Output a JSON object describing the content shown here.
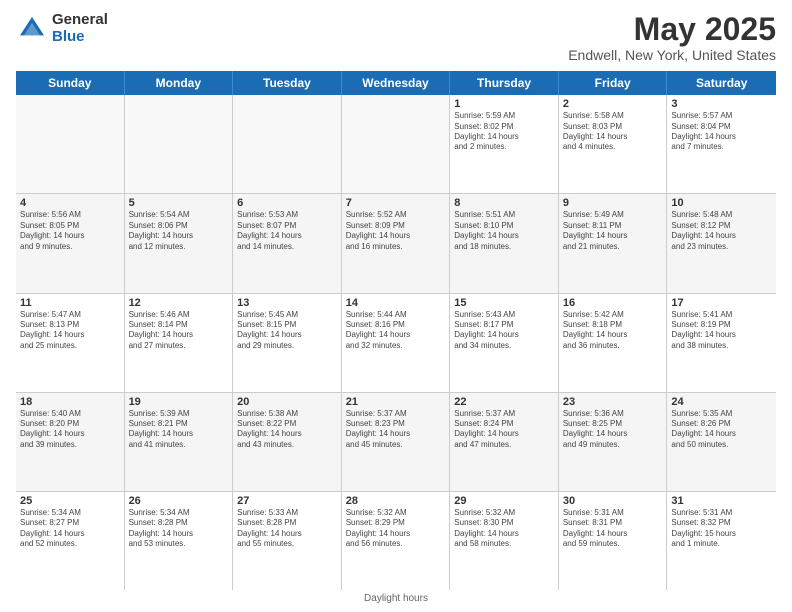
{
  "header": {
    "logo_general": "General",
    "logo_blue": "Blue",
    "title": "May 2025",
    "subtitle": "Endwell, New York, United States"
  },
  "days": [
    "Sunday",
    "Monday",
    "Tuesday",
    "Wednesday",
    "Thursday",
    "Friday",
    "Saturday"
  ],
  "footer": "Daylight hours",
  "weeks": [
    [
      {
        "day": "",
        "info": ""
      },
      {
        "day": "",
        "info": ""
      },
      {
        "day": "",
        "info": ""
      },
      {
        "day": "",
        "info": ""
      },
      {
        "day": "1",
        "info": "Sunrise: 5:59 AM\nSunset: 8:02 PM\nDaylight: 14 hours\nand 2 minutes."
      },
      {
        "day": "2",
        "info": "Sunrise: 5:58 AM\nSunset: 8:03 PM\nDaylight: 14 hours\nand 4 minutes."
      },
      {
        "day": "3",
        "info": "Sunrise: 5:57 AM\nSunset: 8:04 PM\nDaylight: 14 hours\nand 7 minutes."
      }
    ],
    [
      {
        "day": "4",
        "info": "Sunrise: 5:56 AM\nSunset: 8:05 PM\nDaylight: 14 hours\nand 9 minutes."
      },
      {
        "day": "5",
        "info": "Sunrise: 5:54 AM\nSunset: 8:06 PM\nDaylight: 14 hours\nand 12 minutes."
      },
      {
        "day": "6",
        "info": "Sunrise: 5:53 AM\nSunset: 8:07 PM\nDaylight: 14 hours\nand 14 minutes."
      },
      {
        "day": "7",
        "info": "Sunrise: 5:52 AM\nSunset: 8:09 PM\nDaylight: 14 hours\nand 16 minutes."
      },
      {
        "day": "8",
        "info": "Sunrise: 5:51 AM\nSunset: 8:10 PM\nDaylight: 14 hours\nand 18 minutes."
      },
      {
        "day": "9",
        "info": "Sunrise: 5:49 AM\nSunset: 8:11 PM\nDaylight: 14 hours\nand 21 minutes."
      },
      {
        "day": "10",
        "info": "Sunrise: 5:48 AM\nSunset: 8:12 PM\nDaylight: 14 hours\nand 23 minutes."
      }
    ],
    [
      {
        "day": "11",
        "info": "Sunrise: 5:47 AM\nSunset: 8:13 PM\nDaylight: 14 hours\nand 25 minutes."
      },
      {
        "day": "12",
        "info": "Sunrise: 5:46 AM\nSunset: 8:14 PM\nDaylight: 14 hours\nand 27 minutes."
      },
      {
        "day": "13",
        "info": "Sunrise: 5:45 AM\nSunset: 8:15 PM\nDaylight: 14 hours\nand 29 minutes."
      },
      {
        "day": "14",
        "info": "Sunrise: 5:44 AM\nSunset: 8:16 PM\nDaylight: 14 hours\nand 32 minutes."
      },
      {
        "day": "15",
        "info": "Sunrise: 5:43 AM\nSunset: 8:17 PM\nDaylight: 14 hours\nand 34 minutes."
      },
      {
        "day": "16",
        "info": "Sunrise: 5:42 AM\nSunset: 8:18 PM\nDaylight: 14 hours\nand 36 minutes."
      },
      {
        "day": "17",
        "info": "Sunrise: 5:41 AM\nSunset: 8:19 PM\nDaylight: 14 hours\nand 38 minutes."
      }
    ],
    [
      {
        "day": "18",
        "info": "Sunrise: 5:40 AM\nSunset: 8:20 PM\nDaylight: 14 hours\nand 39 minutes."
      },
      {
        "day": "19",
        "info": "Sunrise: 5:39 AM\nSunset: 8:21 PM\nDaylight: 14 hours\nand 41 minutes."
      },
      {
        "day": "20",
        "info": "Sunrise: 5:38 AM\nSunset: 8:22 PM\nDaylight: 14 hours\nand 43 minutes."
      },
      {
        "day": "21",
        "info": "Sunrise: 5:37 AM\nSunset: 8:23 PM\nDaylight: 14 hours\nand 45 minutes."
      },
      {
        "day": "22",
        "info": "Sunrise: 5:37 AM\nSunset: 8:24 PM\nDaylight: 14 hours\nand 47 minutes."
      },
      {
        "day": "23",
        "info": "Sunrise: 5:36 AM\nSunset: 8:25 PM\nDaylight: 14 hours\nand 49 minutes."
      },
      {
        "day": "24",
        "info": "Sunrise: 5:35 AM\nSunset: 8:26 PM\nDaylight: 14 hours\nand 50 minutes."
      }
    ],
    [
      {
        "day": "25",
        "info": "Sunrise: 5:34 AM\nSunset: 8:27 PM\nDaylight: 14 hours\nand 52 minutes."
      },
      {
        "day": "26",
        "info": "Sunrise: 5:34 AM\nSunset: 8:28 PM\nDaylight: 14 hours\nand 53 minutes."
      },
      {
        "day": "27",
        "info": "Sunrise: 5:33 AM\nSunset: 8:28 PM\nDaylight: 14 hours\nand 55 minutes."
      },
      {
        "day": "28",
        "info": "Sunrise: 5:32 AM\nSunset: 8:29 PM\nDaylight: 14 hours\nand 56 minutes."
      },
      {
        "day": "29",
        "info": "Sunrise: 5:32 AM\nSunset: 8:30 PM\nDaylight: 14 hours\nand 58 minutes."
      },
      {
        "day": "30",
        "info": "Sunrise: 5:31 AM\nSunset: 8:31 PM\nDaylight: 14 hours\nand 59 minutes."
      },
      {
        "day": "31",
        "info": "Sunrise: 5:31 AM\nSunset: 8:32 PM\nDaylight: 15 hours\nand 1 minute."
      }
    ]
  ]
}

━━━━━━━━━━━━━━━━━━━━━━━━━━━━━━

• _Directions for this task_
Reproduce the whole listing exactly, but not the images in it.

• _Written reply_
Output a JSON object describing the content shown here.
{
  "header": {
    "logo_general": "General",
    "logo_blue": "Blue",
    "title": "May 2025",
    "subtitle": "Endwell, New York, United States"
  },
  "days": [
    "Sunday",
    "Monday",
    "Tuesday",
    "Wednesday",
    "Thursday",
    "Friday",
    "Saturday"
  ],
  "footer": "Daylight hours",
  "weeks": [
    [
      {
        "day": "",
        "info": ""
      },
      {
        "day": "",
        "info": ""
      },
      {
        "day": "",
        "info": ""
      },
      {
        "day": "",
        "info": ""
      },
      {
        "day": "1",
        "info": "Sunrise: 5:59 AM\nSunset: 8:02 PM\nDaylight: 14 hours\nand 2 minutes."
      },
      {
        "day": "2",
        "info": "Sunrise: 5:58 AM\nSunset: 8:03 PM\nDaylight: 14 hours\nand 4 minutes."
      },
      {
        "day": "3",
        "info": "Sunrise: 5:57 AM\nSunset: 8:04 PM\nDaylight: 14 hours\nand 7 minutes."
      }
    ],
    [
      {
        "day": "4",
        "info": "Sunrise: 5:56 AM\nSunset: 8:05 PM\nDaylight: 14 hours\nand 9 minutes."
      },
      {
        "day": "5",
        "info": "Sunrise: 5:54 AM\nSunset: 8:06 PM\nDaylight: 14 hours\nand 12 minutes."
      },
      {
        "day": "6",
        "info": "Sunrise: 5:53 AM\nSunset: 8:07 PM\nDaylight: 14 hours\nand 14 minutes."
      },
      {
        "day": "7",
        "info": "Sunrise: 5:52 AM\nSunset: 8:09 PM\nDaylight: 14 hours\nand 16 minutes."
      },
      {
        "day": "8",
        "info": "Sunrise: 5:51 AM\nSunset: 8:10 PM\nDaylight: 14 hours\nand 18 minutes."
      },
      {
        "day": "9",
        "info": "Sunrise: 5:49 AM\nSunset: 8:11 PM\nDaylight: 14 hours\nand 21 minutes."
      },
      {
        "day": "10",
        "info": "Sunrise: 5:48 AM\nSunset: 8:12 PM\nDaylight: 14 hours\nand 23 minutes."
      }
    ],
    [
      {
        "day": "11",
        "info": "Sunrise: 5:47 AM\nSunset: 8:13 PM\nDaylight: 14 hours\nand 25 minutes."
      },
      {
        "day": "12",
        "info": "Sunrise: 5:46 AM\nSunset: 8:14 PM\nDaylight: 14 hours\nand 27 minutes."
      },
      {
        "day": "13",
        "info": "Sunrise: 5:45 AM\nSunset: 8:15 PM\nDaylight: 14 hours\nand 29 minutes."
      },
      {
        "day": "14",
        "info": "Sunrise: 5:44 AM\nSunset: 8:16 PM\nDaylight: 14 hours\nand 32 minutes."
      },
      {
        "day": "15",
        "info": "Sunrise: 5:43 AM\nSunset: 8:17 PM\nDaylight: 14 hours\nand 34 minutes."
      },
      {
        "day": "16",
        "info": "Sunrise: 5:42 AM\nSunset: 8:18 PM\nDaylight: 14 hours\nand 36 minutes."
      },
      {
        "day": "17",
        "info": "Sunrise: 5:41 AM\nSunset: 8:19 PM\nDaylight: 14 hours\nand 38 minutes."
      }
    ],
    [
      {
        "day": "18",
        "info": "Sunrise: 5:40 AM\nSunset: 8:20 PM\nDaylight: 14 hours\nand 39 minutes."
      },
      {
        "day": "19",
        "info": "Sunrise: 5:39 AM\nSunset: 8:21 PM\nDaylight: 14 hours\nand 41 minutes."
      },
      {
        "day": "20",
        "info": "Sunrise: 5:38 AM\nSunset: 8:22 PM\nDaylight: 14 hours\nand 43 minutes."
      },
      {
        "day": "21",
        "info": "Sunrise: 5:37 AM\nSunset: 8:23 PM\nDaylight: 14 hours\nand 45 minutes."
      },
      {
        "day": "22",
        "info": "Sunrise: 5:37 AM\nSunset: 8:24 PM\nDaylight: 14 hours\nand 47 minutes."
      },
      {
        "day": "23",
        "info": "Sunrise: 5:36 AM\nSunset: 8:25 PM\nDaylight: 14 hours\nand 49 minutes."
      },
      {
        "day": "24",
        "info": "Sunrise: 5:35 AM\nSunset: 8:26 PM\nDaylight: 14 hours\nand 50 minutes."
      }
    ],
    [
      {
        "day": "25",
        "info": "Sunrise: 5:34 AM\nSunset: 8:27 PM\nDaylight: 14 hours\nand 52 minutes."
      },
      {
        "day": "26",
        "info": "Sunrise: 5:34 AM\nSunset: 8:28 PM\nDaylight: 14 hours\nand 53 minutes."
      },
      {
        "day": "27",
        "info": "Sunrise: 5:33 AM\nSunset: 8:28 PM\nDaylight: 14 hours\nand 55 minutes."
      },
      {
        "day": "28",
        "info": "Sunrise: 5:32 AM\nSunset: 8:29 PM\nDaylight: 14 hours\nand 56 minutes."
      },
      {
        "day": "29",
        "info": "Sunrise: 5:32 AM\nSunset: 8:30 PM\nDaylight: 14 hours\nand 58 minutes."
      },
      {
        "day": "30",
        "info": "Sunrise: 5:31 AM\nSunset: 8:31 PM\nDaylight: 14 hours\nand 59 minutes."
      },
      {
        "day": "31",
        "info": "Sunrise: 5:31 AM\nSunset: 8:32 PM\nDaylight: 15 hours\nand 1 minute."
      }
    ]
  ]
}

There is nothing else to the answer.